# [EXERCISE REQUIREMENTS]
From the listing that follows, extract every line and set it down unaltered.

[Extracted records]
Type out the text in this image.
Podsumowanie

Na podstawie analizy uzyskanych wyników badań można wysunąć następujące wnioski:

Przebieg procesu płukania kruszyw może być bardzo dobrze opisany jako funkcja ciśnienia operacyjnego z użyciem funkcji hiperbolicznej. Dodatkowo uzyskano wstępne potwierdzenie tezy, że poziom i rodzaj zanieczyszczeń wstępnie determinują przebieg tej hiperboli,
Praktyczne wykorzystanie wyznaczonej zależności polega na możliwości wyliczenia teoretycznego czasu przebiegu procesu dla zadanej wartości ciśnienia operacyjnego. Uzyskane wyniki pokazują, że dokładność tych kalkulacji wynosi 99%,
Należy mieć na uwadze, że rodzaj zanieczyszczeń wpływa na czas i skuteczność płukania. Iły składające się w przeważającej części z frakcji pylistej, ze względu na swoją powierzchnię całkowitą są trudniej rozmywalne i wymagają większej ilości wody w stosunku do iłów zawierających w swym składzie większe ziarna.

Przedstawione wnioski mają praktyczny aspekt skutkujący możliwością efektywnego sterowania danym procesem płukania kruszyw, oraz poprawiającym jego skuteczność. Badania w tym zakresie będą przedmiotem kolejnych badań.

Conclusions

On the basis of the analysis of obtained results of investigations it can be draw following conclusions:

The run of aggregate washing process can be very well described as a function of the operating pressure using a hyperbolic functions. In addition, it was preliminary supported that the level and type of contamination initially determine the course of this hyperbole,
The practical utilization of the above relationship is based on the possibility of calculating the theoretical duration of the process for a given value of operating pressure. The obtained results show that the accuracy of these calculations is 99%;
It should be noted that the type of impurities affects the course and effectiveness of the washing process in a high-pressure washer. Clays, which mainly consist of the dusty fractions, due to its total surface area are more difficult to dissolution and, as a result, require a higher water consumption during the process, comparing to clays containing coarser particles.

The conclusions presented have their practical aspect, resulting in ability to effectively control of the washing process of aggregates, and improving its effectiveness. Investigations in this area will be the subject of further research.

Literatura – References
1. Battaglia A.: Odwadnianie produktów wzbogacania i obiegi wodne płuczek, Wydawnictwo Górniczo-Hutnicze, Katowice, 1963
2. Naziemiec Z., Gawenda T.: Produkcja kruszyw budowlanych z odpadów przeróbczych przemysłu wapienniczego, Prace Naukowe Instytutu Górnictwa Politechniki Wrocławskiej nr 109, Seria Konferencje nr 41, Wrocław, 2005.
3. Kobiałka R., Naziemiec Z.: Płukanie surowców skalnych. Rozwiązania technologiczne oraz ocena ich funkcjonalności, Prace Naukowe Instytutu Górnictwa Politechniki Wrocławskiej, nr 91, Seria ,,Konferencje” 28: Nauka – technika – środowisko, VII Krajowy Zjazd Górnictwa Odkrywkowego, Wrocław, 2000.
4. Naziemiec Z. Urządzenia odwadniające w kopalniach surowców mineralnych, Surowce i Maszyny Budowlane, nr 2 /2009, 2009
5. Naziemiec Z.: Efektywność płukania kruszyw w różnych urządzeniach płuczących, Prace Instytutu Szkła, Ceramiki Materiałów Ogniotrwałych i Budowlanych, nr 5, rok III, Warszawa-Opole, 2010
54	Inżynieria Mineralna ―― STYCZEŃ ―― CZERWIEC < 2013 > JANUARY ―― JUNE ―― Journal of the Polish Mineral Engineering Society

# [IN RESPONSE]
Type out the text in this image.
Podsumowanie

Na podstawie analizy uzyskanych wyników badań można wysunąć następujące wnioski:

Przebieg procesu płukania kruszyw może być bardzo dobrze opisany jako funkcja ciśnienia operacyjnego z użyciem funkcji hiperbolicznej. Dodatkowo uzyskano wstępne potwierdzenie tezy, że poziom i rodzaj zanieczyszczeń wstępnie determinują przebieg tej hiperboli,
Praktyczne wykorzystanie wyznaczonej zależności polega na możliwości wyliczenia teoretycznego czasu przebiegu procesu dla zadanej wartości ciśnienia operacyjnego. Uzyskane wyniki pokazują, że dokładność tych kalkulacji wynosi 99%,
Należy mieć na uwadze, że rodzaj zanieczyszczeń wpływa na czas i skuteczność płukania. Iły składające się w przeważającej części z frakcji pylistej, ze względu na swoją powierzchnię całkowitą są trudniej rozmywalne i wymagają większej ilości wody w stosunku do iłów zawierających w swym składzie większe ziarna.

Przedstawione wnioski mają praktyczny aspekt skutkujący możliwością efektywnego sterowania danym procesem płukania kruszyw, oraz poprawiającym jego skuteczność. Badania w tym zakresie będą przedmiotem kolejnych badań.

Conclusions

On the basis of the analysis of obtained results of investigations it can be draw following conclusions:

The run of aggregate washing process can be very well described as a function of the operating pressure using a hyperbolic functions. In addition, it was preliminary supported that the level and type of contamination initially determine the course of this hyperbole,
The practical utilization of the above relationship is based on the possibility of calculating the theoretical duration of the process for a given value of operating pressure. The obtained results show that the accuracy of these calculations is 99%;
It should be noted that the type of impurities affects the course and effectiveness of the washing process in a high-pressure washer. Clays, which mainly consist of the dusty fractions, due to its total surface area are more difficult to dissolution and, as a result, require a higher water consumption during the process, comparing to clays containing coarser particles.

The conclusions presented have their practical aspect, resulting in ability to effectively control of the washing process of aggregates, and improving its effectiveness. Investigations in this area will be the subject of further research.

Literatura – References
1. Battaglia A.: Odwadnianie produktów wzbogacania i obiegi wodne płuczek, Wydawnictwo Górniczo-Hutnicze, Katowice, 1963
2. Naziemiec Z., Gawenda T.: Produkcja kruszyw budowlanych z odpadów przeróbczych przemysłu wapienniczego, Prace Naukowe Instytutu Górnictwa Politechniki Wrocławskiej nr 109, Seria Konferencje nr 41, Wrocław, 2005.
3. Kobiałka R., Naziemiec Z.: Płukanie surowców skalnych. Rozwiązania technologiczne oraz ocena ich funkcjonalności, Prace Naukowe Instytutu Górnictwa Politechniki Wrocławskiej, nr 91, Seria ,,Konferencje” 28: Nauka – technika – środowisko, VII Krajowy Zjazd Górnictwa Odkrywkowego, Wrocław, 2000.
4. Naziemiec Z. Urządzenia odwadniające w kopalniach surowców mineralnych, Surowce i Maszyny Budowlane, nr 2 /2009, 2009
5. Naziemiec Z.: Efektywność płukania kruszyw w różnych urządzeniach płuczących, Prace Instytutu Szkła, Ceramiki Materiałów Ogniotrwałych i Budowlanych, nr 5, rok III, Warszawa-Opole, 2010
54	Inżynieria Mineralna ―― STYCZEŃ ―― CZERWIEC < 2013 > JANUARY ―― JUNE ―― Journal of the Polish Mineral Engineering Society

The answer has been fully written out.